◆ Data entries
+ + + +

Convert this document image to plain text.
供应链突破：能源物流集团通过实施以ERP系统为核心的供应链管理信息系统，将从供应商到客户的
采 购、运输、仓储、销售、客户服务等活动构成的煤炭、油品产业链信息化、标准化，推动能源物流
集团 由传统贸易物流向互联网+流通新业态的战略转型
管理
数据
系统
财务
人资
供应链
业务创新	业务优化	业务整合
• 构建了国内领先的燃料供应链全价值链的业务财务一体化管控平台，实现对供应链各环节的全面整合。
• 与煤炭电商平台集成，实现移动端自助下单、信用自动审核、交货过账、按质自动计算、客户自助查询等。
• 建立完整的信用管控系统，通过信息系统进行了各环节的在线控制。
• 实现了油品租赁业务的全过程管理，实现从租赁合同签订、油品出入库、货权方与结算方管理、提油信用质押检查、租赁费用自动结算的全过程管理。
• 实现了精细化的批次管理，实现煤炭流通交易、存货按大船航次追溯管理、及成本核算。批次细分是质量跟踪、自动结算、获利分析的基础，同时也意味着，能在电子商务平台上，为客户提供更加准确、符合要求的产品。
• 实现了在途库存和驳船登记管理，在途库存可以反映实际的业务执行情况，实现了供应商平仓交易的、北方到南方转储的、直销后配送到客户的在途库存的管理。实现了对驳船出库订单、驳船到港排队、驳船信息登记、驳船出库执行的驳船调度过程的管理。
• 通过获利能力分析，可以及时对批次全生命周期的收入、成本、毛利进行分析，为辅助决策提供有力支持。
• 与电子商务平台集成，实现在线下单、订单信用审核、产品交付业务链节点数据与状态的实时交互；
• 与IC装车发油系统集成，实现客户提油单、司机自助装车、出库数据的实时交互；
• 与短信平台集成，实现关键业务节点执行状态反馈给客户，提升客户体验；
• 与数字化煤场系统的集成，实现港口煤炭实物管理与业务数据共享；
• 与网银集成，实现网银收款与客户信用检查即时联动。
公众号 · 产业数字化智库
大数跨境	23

+ + + +

◆ GOAL
Make an exact copy of all the data.

◆ FINAL RESULT
Convert this document image to plain text.
供应链突破：能源物流集团通过实施以ERP系统为核心的供应链管理信息系统，将从供应商到客户的
采 购、运输、仓储、销售、客户服务等活动构成的煤炭、油品产业链信息化、标准化，推动能源物流
集团 由传统贸易物流向互联网+流通新业态的战略转型
管理
数据
系统
财务
人资
供应链
业务创新	业务优化	业务整合
• 构建了国内领先的燃料供应链全价值链的业务财务一体化管控平台，实现对供应链各环节的全面整合。
• 与煤炭电商平台集成，实现移动端自助下单、信用自动审核、交货过账、按质自动计算、客户自助查询等。
• 建立完整的信用管控系统，通过信息系统进行了各环节的在线控制。
• 实现了油品租赁业务的全过程管理，实现从租赁合同签订、油品出入库、货权方与结算方管理、提油信用质押检查、租赁费用自动结算的全过程管理。
• 实现了精细化的批次管理，实现煤炭流通交易、存货按大船航次追溯管理、及成本核算。批次细分是质量跟踪、自动结算、获利分析的基础，同时也意味着，能在电子商务平台上，为客户提供更加准确、符合要求的产品。
• 实现了在途库存和驳船登记管理，在途库存可以反映实际的业务执行情况，实现了供应商平仓交易的、北方到南方转储的、直销后配送到客户的在途库存的管理。实现了对驳船出库订单、驳船到港排队、驳船信息登记、驳船出库执行的驳船调度过程的管理。
• 通过获利能力分析，可以及时对批次全生命周期的收入、成本、毛利进行分析，为辅助决策提供有力支持。
• 与电子商务平台集成，实现在线下单、订单信用审核、产品交付业务链节点数据与状态的实时交互；
• 与IC装车发油系统集成，实现客户提油单、司机自助装车、出库数据的实时交互；
• 与短信平台集成，实现关键业务节点执行状态反馈给客户，提升客户体验；
• 与数字化煤场系统的集成，实现港口煤炭实物管理与业务数据共享；
• 与网银集成，实现网银收款与客户信用检查即时联动。
公众号 · 产业数字化智库
大数跨境	23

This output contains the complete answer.